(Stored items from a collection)
begin

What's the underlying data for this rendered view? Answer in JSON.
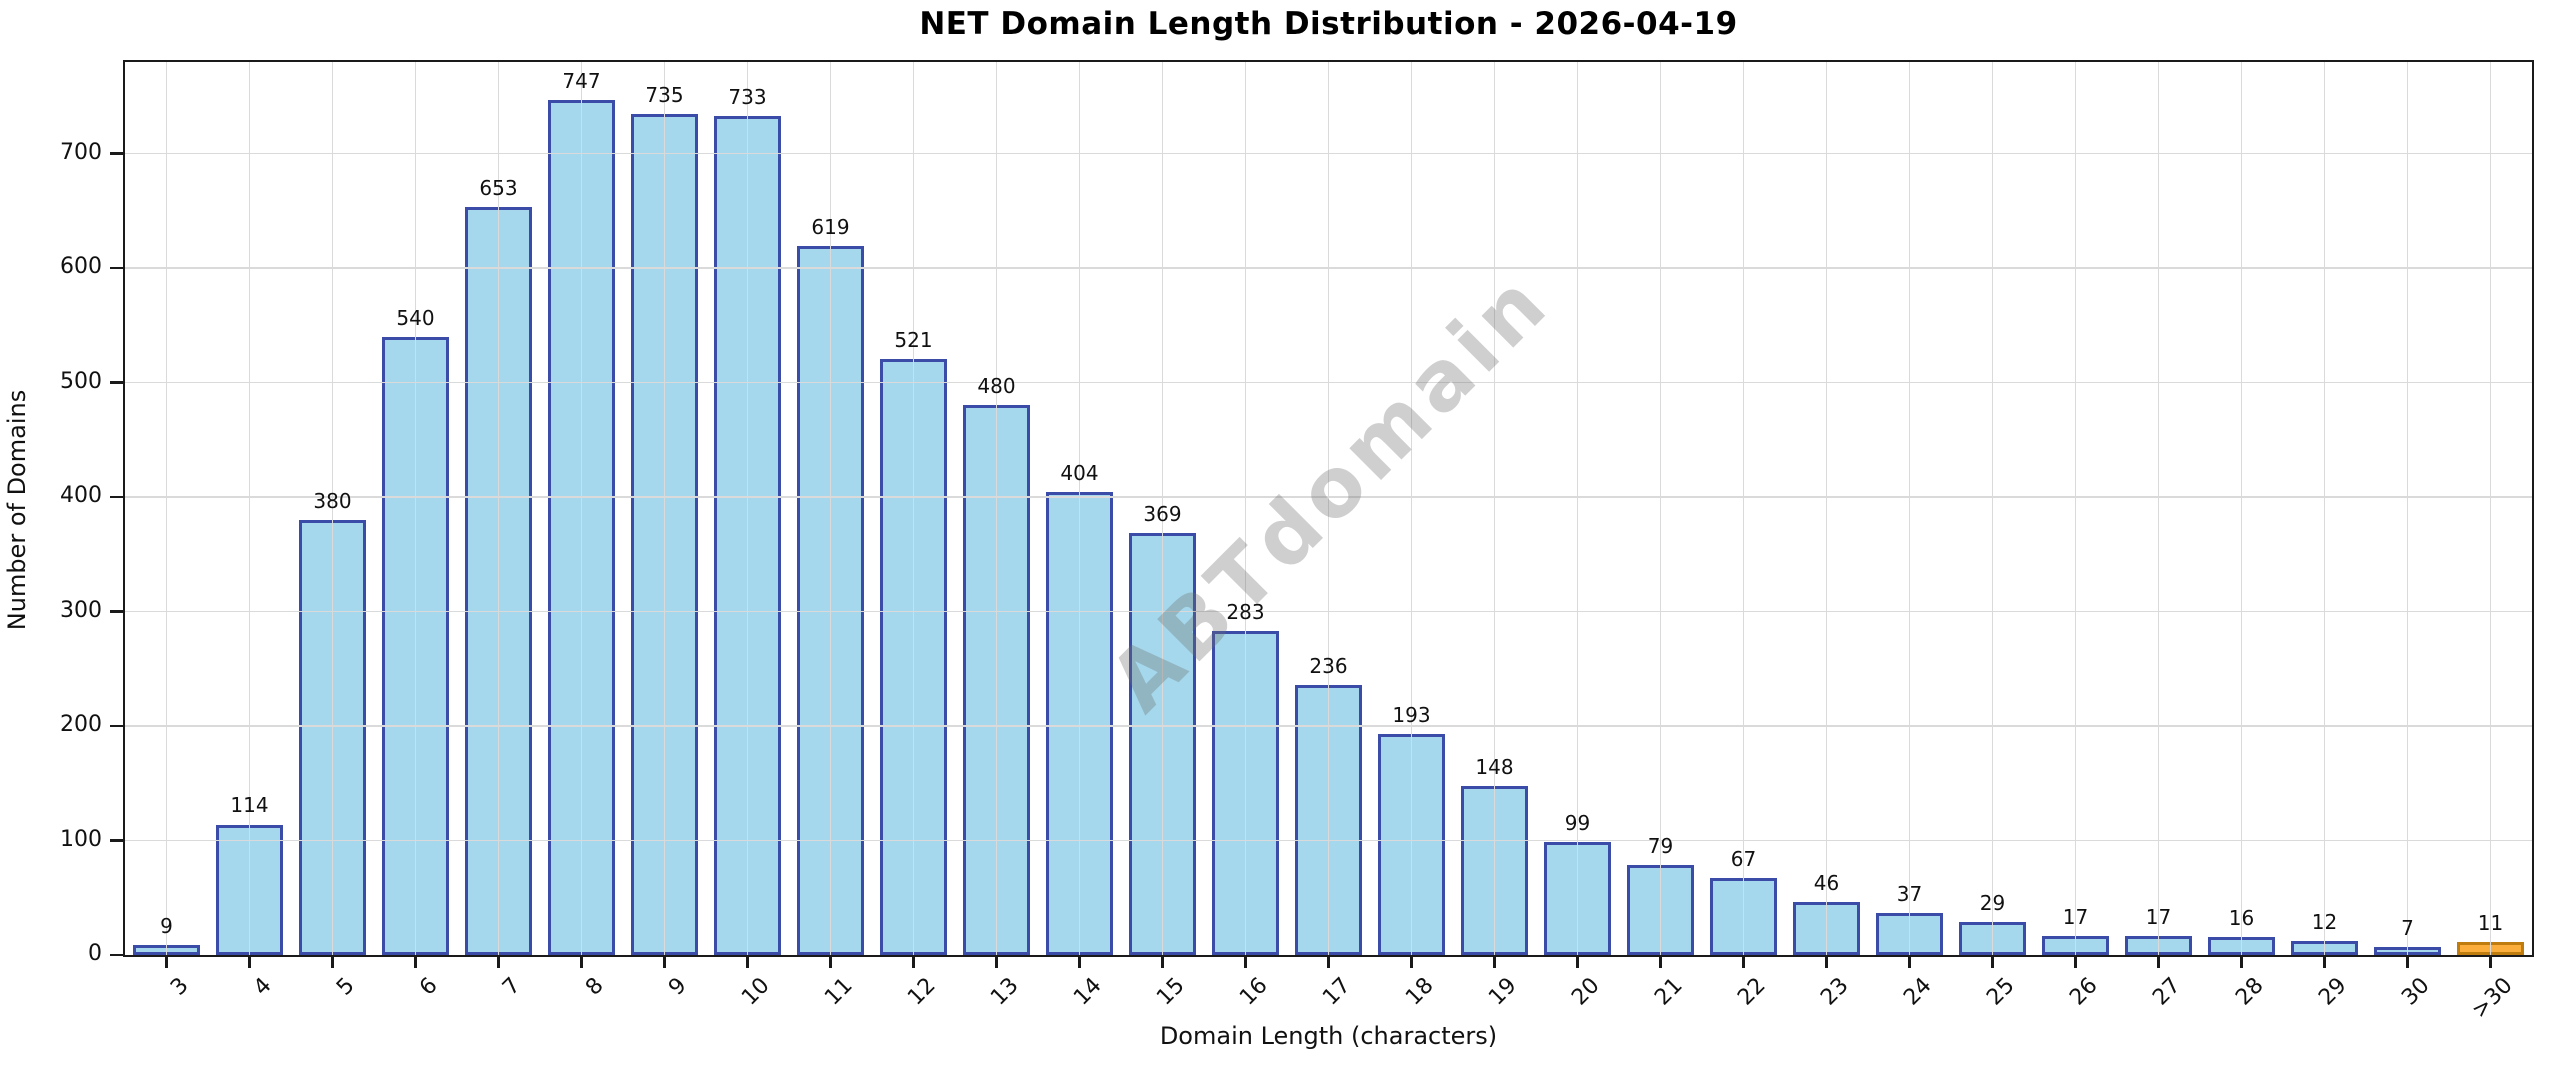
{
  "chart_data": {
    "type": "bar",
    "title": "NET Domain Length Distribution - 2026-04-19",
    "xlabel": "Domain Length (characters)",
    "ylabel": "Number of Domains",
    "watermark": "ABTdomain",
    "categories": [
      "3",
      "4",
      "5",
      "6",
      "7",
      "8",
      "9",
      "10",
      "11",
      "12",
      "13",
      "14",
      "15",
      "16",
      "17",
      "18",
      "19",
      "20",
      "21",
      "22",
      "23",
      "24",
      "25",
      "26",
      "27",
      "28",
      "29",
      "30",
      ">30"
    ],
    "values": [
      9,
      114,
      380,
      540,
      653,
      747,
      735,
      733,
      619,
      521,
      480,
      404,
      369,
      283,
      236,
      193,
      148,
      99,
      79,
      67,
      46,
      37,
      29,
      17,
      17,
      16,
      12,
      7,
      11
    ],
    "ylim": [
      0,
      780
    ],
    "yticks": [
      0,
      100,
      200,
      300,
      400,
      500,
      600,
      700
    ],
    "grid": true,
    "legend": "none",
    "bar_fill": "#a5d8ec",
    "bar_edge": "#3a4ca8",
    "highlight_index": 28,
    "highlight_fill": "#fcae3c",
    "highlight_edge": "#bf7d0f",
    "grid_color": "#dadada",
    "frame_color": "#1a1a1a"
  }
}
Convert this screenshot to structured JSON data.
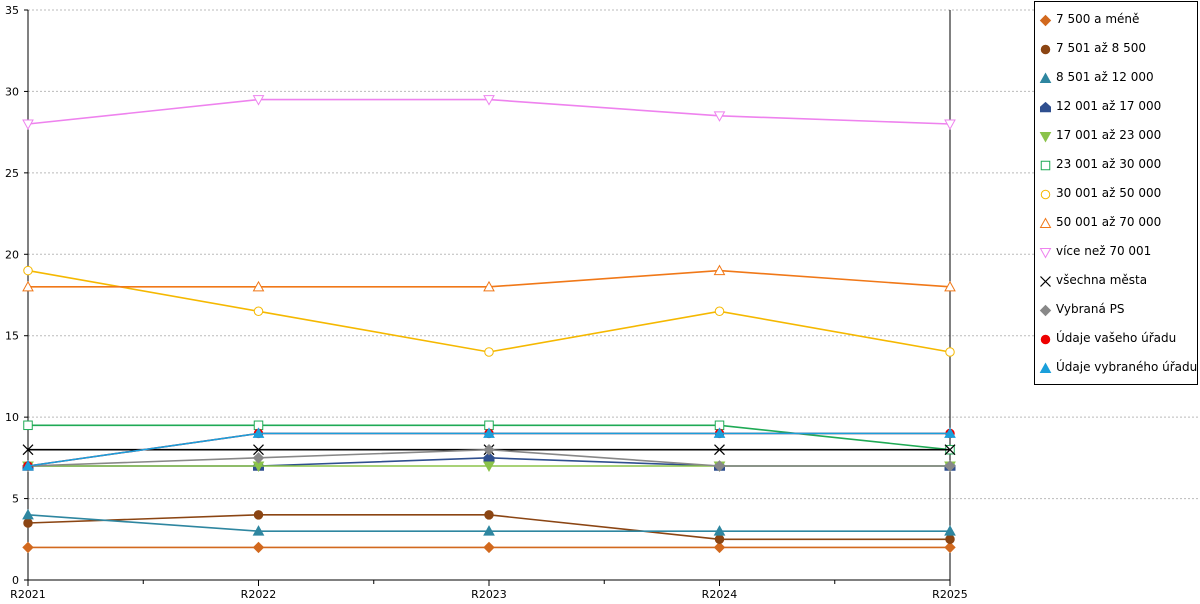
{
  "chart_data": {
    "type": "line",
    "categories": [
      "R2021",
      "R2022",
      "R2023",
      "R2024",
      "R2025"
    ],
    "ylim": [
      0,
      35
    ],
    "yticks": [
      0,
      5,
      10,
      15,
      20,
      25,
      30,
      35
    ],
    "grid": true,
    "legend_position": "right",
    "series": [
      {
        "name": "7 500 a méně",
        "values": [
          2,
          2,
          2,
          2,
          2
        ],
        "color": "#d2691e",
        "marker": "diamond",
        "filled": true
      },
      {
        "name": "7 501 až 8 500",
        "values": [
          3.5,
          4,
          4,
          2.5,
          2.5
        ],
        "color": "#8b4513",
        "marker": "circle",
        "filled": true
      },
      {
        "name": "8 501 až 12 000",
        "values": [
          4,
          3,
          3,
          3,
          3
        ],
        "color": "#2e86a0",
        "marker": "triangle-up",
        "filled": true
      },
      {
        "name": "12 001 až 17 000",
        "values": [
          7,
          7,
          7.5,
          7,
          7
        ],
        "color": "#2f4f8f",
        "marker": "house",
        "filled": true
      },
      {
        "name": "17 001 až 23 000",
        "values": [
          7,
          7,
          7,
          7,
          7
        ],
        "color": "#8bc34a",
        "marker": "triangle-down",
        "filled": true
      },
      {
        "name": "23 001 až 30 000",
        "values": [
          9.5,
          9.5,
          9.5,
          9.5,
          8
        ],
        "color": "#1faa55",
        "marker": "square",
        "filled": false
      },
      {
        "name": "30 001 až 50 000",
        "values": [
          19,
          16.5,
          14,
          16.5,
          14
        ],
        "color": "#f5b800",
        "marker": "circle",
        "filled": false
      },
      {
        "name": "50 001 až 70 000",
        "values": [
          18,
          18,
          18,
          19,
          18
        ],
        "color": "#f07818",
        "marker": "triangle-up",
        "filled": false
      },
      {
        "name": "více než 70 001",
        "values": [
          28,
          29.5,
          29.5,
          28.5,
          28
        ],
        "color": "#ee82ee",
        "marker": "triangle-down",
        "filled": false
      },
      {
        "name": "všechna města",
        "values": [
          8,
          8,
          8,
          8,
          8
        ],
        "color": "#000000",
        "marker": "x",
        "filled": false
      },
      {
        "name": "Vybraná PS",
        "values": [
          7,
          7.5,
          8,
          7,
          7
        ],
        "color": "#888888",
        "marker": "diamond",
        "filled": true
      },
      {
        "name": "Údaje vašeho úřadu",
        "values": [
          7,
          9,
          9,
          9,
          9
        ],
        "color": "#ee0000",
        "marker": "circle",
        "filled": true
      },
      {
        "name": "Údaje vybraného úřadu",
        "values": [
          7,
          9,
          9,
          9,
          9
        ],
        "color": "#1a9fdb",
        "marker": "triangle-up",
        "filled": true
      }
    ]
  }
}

end

Retype the records exactly. Any image in them should not appear in what you write.

--- Task result ---
What's the underlying data for this rendered view? Answer in JSON.
{
  "chart_data": {
    "type": "bar",
    "title": "NET Domain Length Distribution - 2026-04-19",
    "xlabel": "Domain Length (characters)",
    "ylabel": "Number of Domains",
    "watermark": "ABTdomain",
    "categories": [
      "3",
      "4",
      "5",
      "6",
      "7",
      "8",
      "9",
      "10",
      "11",
      "12",
      "13",
      "14",
      "15",
      "16",
      "17",
      "18",
      "19",
      "20",
      "21",
      "22",
      "23",
      "24",
      "25",
      "26",
      "27",
      "28",
      "29",
      "30",
      ">30"
    ],
    "values": [
      9,
      114,
      380,
      540,
      653,
      747,
      735,
      733,
      619,
      521,
      480,
      404,
      369,
      283,
      236,
      193,
      148,
      99,
      79,
      67,
      46,
      37,
      29,
      17,
      17,
      16,
      12,
      7,
      11
    ],
    "ylim": [
      0,
      780
    ],
    "yticks": [
      0,
      100,
      200,
      300,
      400,
      500,
      600,
      700
    ],
    "grid": true,
    "legend": "none",
    "bar_fill": "#a5d8ec",
    "bar_edge": "#3a4ca8",
    "highlight_index": 28,
    "highlight_fill": "#fcae3c",
    "highlight_edge": "#bf7d0f",
    "grid_color": "#dadada",
    "frame_color": "#1a1a1a"
  }
}
Convert this screenshot to structured JSON data.
{
  "chart_data": {
    "type": "line",
    "categories": [
      "R2021",
      "R2022",
      "R2023",
      "R2024",
      "R2025"
    ],
    "ylim": [
      0,
      35
    ],
    "yticks": [
      0,
      5,
      10,
      15,
      20,
      25,
      30,
      35
    ],
    "grid": true,
    "legend_position": "right",
    "series": [
      {
        "name": "7 500 a méně",
        "values": [
          2,
          2,
          2,
          2,
          2
        ],
        "color": "#d2691e",
        "marker": "diamond",
        "filled": true
      },
      {
        "name": "7 501 až 8 500",
        "values": [
          3.5,
          4,
          4,
          2.5,
          2.5
        ],
        "color": "#8b4513",
        "marker": "circle",
        "filled": true
      },
      {
        "name": "8 501 až 12 000",
        "values": [
          4,
          3,
          3,
          3,
          3
        ],
        "color": "#2e86a0",
        "marker": "triangle-up",
        "filled": true
      },
      {
        "name": "12 001 až 17 000",
        "values": [
          7,
          7,
          7.5,
          7,
          7
        ],
        "color": "#2f4f8f",
        "marker": "house",
        "filled": true
      },
      {
        "name": "17 001 až 23 000",
        "values": [
          7,
          7,
          7,
          7,
          7
        ],
        "color": "#8bc34a",
        "marker": "triangle-down",
        "filled": true
      },
      {
        "name": "23 001 až 30 000",
        "values": [
          9.5,
          9.5,
          9.5,
          9.5,
          8
        ],
        "color": "#1faa55",
        "marker": "square",
        "filled": false
      },
      {
        "name": "30 001 až 50 000",
        "values": [
          19,
          16.5,
          14,
          16.5,
          14
        ],
        "color": "#f5b800",
        "marker": "circle",
        "filled": false
      },
      {
        "name": "50 001 až 70 000",
        "values": [
          18,
          18,
          18,
          19,
          18
        ],
        "color": "#f07818",
        "marker": "triangle-up",
        "filled": false
      },
      {
        "name": "více než 70 001",
        "values": [
          28,
          29.5,
          29.5,
          28.5,
          28
        ],
        "color": "#ee82ee",
        "marker": "triangle-down",
        "filled": false
      },
      {
        "name": "všechna města",
        "values": [
          8,
          8,
          8,
          8,
          8
        ],
        "color": "#000000",
        "marker": "x",
        "filled": false
      },
      {
        "name": "Vybraná PS",
        "values": [
          7,
          7.5,
          8,
          7,
          7
        ],
        "color": "#888888",
        "marker": "diamond",
        "filled": true
      },
      {
        "name": "Údaje vašeho úřadu",
        "values": [
          7,
          9,
          9,
          9,
          9
        ],
        "color": "#ee0000",
        "marker": "circle",
        "filled": true
      },
      {
        "name": "Údaje vybraného úřadu",
        "values": [
          7,
          9,
          9,
          9,
          9
        ],
        "color": "#1a9fdb",
        "marker": "triangle-up",
        "filled": true
      }
    ]
  }
}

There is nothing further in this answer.